* **Task brief**:
Quote the records word for word from their first line through the line containing "nag-circle (18, 293, 382, 657)", including both of those lines.

+++ Source material +++

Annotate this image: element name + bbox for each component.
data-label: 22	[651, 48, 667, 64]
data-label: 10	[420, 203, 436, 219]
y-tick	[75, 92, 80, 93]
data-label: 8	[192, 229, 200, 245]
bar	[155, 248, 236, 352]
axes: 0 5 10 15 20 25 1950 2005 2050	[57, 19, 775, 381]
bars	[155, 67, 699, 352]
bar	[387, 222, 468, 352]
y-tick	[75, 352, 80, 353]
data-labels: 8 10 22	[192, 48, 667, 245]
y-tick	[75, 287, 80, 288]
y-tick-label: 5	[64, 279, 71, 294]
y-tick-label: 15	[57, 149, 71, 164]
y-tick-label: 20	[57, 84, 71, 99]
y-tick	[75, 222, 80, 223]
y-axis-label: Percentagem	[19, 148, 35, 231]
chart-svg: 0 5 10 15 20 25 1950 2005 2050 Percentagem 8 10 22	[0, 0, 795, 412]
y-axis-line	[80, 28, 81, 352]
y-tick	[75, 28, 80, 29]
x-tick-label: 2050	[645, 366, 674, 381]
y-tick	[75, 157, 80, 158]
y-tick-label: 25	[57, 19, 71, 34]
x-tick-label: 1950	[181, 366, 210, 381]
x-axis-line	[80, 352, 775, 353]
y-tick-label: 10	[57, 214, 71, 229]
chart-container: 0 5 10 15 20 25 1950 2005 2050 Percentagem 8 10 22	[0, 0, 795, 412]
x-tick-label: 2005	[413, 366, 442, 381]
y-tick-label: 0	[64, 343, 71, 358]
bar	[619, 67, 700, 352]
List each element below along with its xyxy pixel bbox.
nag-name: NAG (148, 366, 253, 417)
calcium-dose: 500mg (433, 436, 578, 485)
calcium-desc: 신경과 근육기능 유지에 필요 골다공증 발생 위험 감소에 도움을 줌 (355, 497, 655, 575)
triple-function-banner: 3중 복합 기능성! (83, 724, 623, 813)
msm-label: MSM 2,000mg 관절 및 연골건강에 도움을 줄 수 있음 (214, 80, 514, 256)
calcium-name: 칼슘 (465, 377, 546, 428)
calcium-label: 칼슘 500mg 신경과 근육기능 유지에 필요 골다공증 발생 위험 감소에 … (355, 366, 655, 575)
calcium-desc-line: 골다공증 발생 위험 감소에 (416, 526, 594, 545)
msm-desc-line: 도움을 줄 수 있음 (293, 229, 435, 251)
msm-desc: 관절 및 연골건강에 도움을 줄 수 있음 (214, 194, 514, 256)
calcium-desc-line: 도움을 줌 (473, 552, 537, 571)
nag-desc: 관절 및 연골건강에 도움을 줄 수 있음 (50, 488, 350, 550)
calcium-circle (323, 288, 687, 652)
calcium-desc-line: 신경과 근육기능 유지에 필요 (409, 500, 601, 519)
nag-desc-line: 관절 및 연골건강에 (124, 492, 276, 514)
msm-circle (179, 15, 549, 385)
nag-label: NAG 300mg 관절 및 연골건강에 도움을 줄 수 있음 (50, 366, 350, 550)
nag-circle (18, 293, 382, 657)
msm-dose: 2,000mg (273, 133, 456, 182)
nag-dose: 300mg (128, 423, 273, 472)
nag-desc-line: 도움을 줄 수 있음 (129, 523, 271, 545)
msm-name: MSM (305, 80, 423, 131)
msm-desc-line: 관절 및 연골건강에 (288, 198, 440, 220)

+++

* **Written solution**:
Annotate this image: element name + bbox for each component.
data-label: 22	[651, 48, 667, 64]
data-label: 10	[420, 203, 436, 219]
y-tick	[75, 92, 80, 93]
data-label: 8	[192, 229, 200, 245]
bar	[155, 248, 236, 352]
axes: 0 5 10 15 20 25 1950 2005 2050	[57, 19, 775, 381]
bars	[155, 67, 699, 352]
bar	[387, 222, 468, 352]
y-tick	[75, 352, 80, 353]
data-labels: 8 10 22	[192, 48, 667, 245]
y-tick	[75, 287, 80, 288]
y-tick-label: 5	[64, 279, 71, 294]
y-tick-label: 15	[57, 149, 71, 164]
y-tick-label: 20	[57, 84, 71, 99]
y-tick	[75, 222, 80, 223]
y-axis-label: Percentagem	[19, 148, 35, 231]
chart-svg: 0 5 10 15 20 25 1950 2005 2050 Percentagem 8 10 22	[0, 0, 795, 412]
y-axis-line	[80, 28, 81, 352]
y-tick	[75, 28, 80, 29]
x-tick-label: 2050	[645, 366, 674, 381]
y-tick	[75, 157, 80, 158]
y-tick-label: 25	[57, 19, 71, 34]
x-tick-label: 1950	[181, 366, 210, 381]
x-axis-line	[80, 352, 775, 353]
y-tick-label: 10	[57, 214, 71, 229]
chart-container: 0 5 10 15 20 25 1950 2005 2050 Percentagem 8 10 22	[0, 0, 795, 412]
x-tick-label: 2005	[413, 366, 442, 381]
y-tick-label: 0	[64, 343, 71, 358]
bar	[619, 67, 700, 352]
List each element below along with its xyxy pixel bbox.
nag-name: NAG (148, 366, 253, 417)
calcium-dose: 500mg (433, 436, 578, 485)
calcium-desc: 신경과 근육기능 유지에 필요 골다공증 발생 위험 감소에 도움을 줌 (355, 497, 655, 575)
triple-function-banner: 3중 복합 기능성! (83, 724, 623, 813)
msm-label: MSM 2,000mg 관절 및 연골건강에 도움을 줄 수 있음 (214, 80, 514, 256)
calcium-name: 칼슘 (465, 377, 546, 428)
calcium-label: 칼슘 500mg 신경과 근육기능 유지에 필요 골다공증 발생 위험 감소에 … (355, 366, 655, 575)
calcium-desc-line: 골다공증 발생 위험 감소에 (416, 526, 594, 545)
msm-desc-line: 도움을 줄 수 있음 (293, 229, 435, 251)
msm-desc: 관절 및 연골건강에 도움을 줄 수 있음 (214, 194, 514, 256)
calcium-desc-line: 도움을 줌 (473, 552, 537, 571)
nag-desc: 관절 및 연골건강에 도움을 줄 수 있음 (50, 488, 350, 550)
calcium-circle (323, 288, 687, 652)
calcium-desc-line: 신경과 근육기능 유지에 필요 (409, 500, 601, 519)
nag-desc-line: 관절 및 연골건강에 (124, 492, 276, 514)
msm-circle (179, 15, 549, 385)
nag-label: NAG 300mg 관절 및 연골건강에 도움을 줄 수 있음 (50, 366, 350, 550)
nag-circle (18, 293, 382, 657)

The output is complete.